* BEGIN Data for this exercise *
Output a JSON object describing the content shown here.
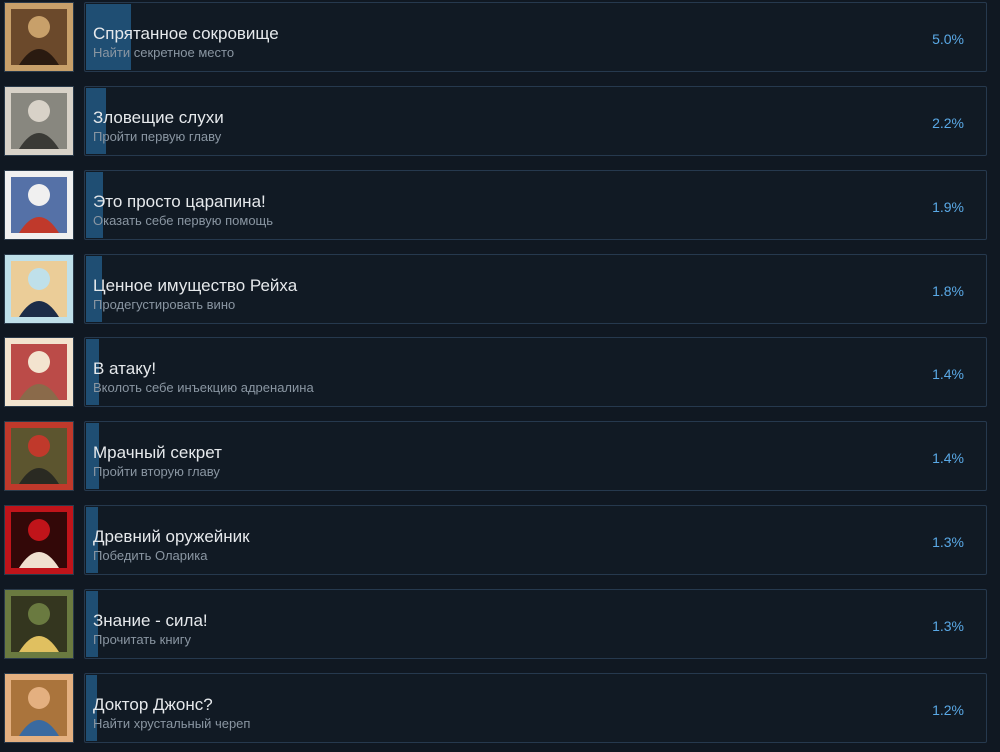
{
  "achievements": [
    {
      "title": "Спрятанное сокровище",
      "desc": "Найти секретное место",
      "percent_label": "5.0%",
      "percent": 5.0,
      "icon": "treasure-painting-icon",
      "colors": [
        "#c8a06a",
        "#5a3a20",
        "#2a1a10"
      ]
    },
    {
      "title": "Зловещие слухи",
      "desc": "Пройти первую главу",
      "percent_label": "2.2%",
      "percent": 2.2,
      "icon": "helmet-soldier-icon",
      "colors": [
        "#d8d2c8",
        "#7a7a72",
        "#3a3a36"
      ]
    },
    {
      "title": "Это просто царапина!",
      "desc": "Оказать себе первую помощь",
      "percent_label": "1.9%",
      "percent": 1.9,
      "icon": "first-aid-poster-icon",
      "colors": [
        "#f0f0f0",
        "#3a5a9a",
        "#c0392b"
      ]
    },
    {
      "title": "Ценное имущество Рейха",
      "desc": "Продегустировать вино",
      "percent_label": "1.8%",
      "percent": 1.8,
      "icon": "blindfolded-man-icon",
      "colors": [
        "#bfe0ea",
        "#f2c98a",
        "#1c2c48"
      ]
    },
    {
      "title": "В атаку!",
      "desc": "Вколоть себе инъекцию адреналина",
      "percent_label": "1.4%",
      "percent": 1.4,
      "icon": "pinup-soldier-icon",
      "colors": [
        "#f3e4cf",
        "#b03030",
        "#8a6a4a"
      ]
    },
    {
      "title": "Мрачный секрет",
      "desc": "Пройти вторую главу",
      "percent_label": "1.4%",
      "percent": 1.4,
      "icon": "soldiers-propaganda-icon",
      "colors": [
        "#c0392b",
        "#4a5a30",
        "#2a2a22"
      ]
    },
    {
      "title": "Древний оружейник",
      "desc": "Победить Оларика",
      "percent_label": "1.3%",
      "percent": 1.3,
      "icon": "red-knight-icon",
      "colors": [
        "#c0141a",
        "#1a0606",
        "#f0e0d0"
      ]
    },
    {
      "title": "Знание - сила!",
      "desc": "Прочитать книгу",
      "percent_label": "1.3%",
      "percent": 1.3,
      "icon": "reading-soldier-icon",
      "colors": [
        "#6a7a40",
        "#2a2a1a",
        "#e0c060"
      ]
    },
    {
      "title": "Доктор Джонс?",
      "desc": "Найти хрустальный череп",
      "percent_label": "1.2%",
      "percent": 1.2,
      "icon": "adventurer-face-icon",
      "colors": [
        "#e4b080",
        "#a06a30",
        "#3a6aa0"
      ]
    }
  ]
}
* END Data for this exercise *
■ What you are asked to do:
Your task is to collect every line above that contains the word "себе".

■ Task solution:
      "desc": "Оказать себе первую помощь",
      "desc": "Вколоть себе инъекцию адреналина",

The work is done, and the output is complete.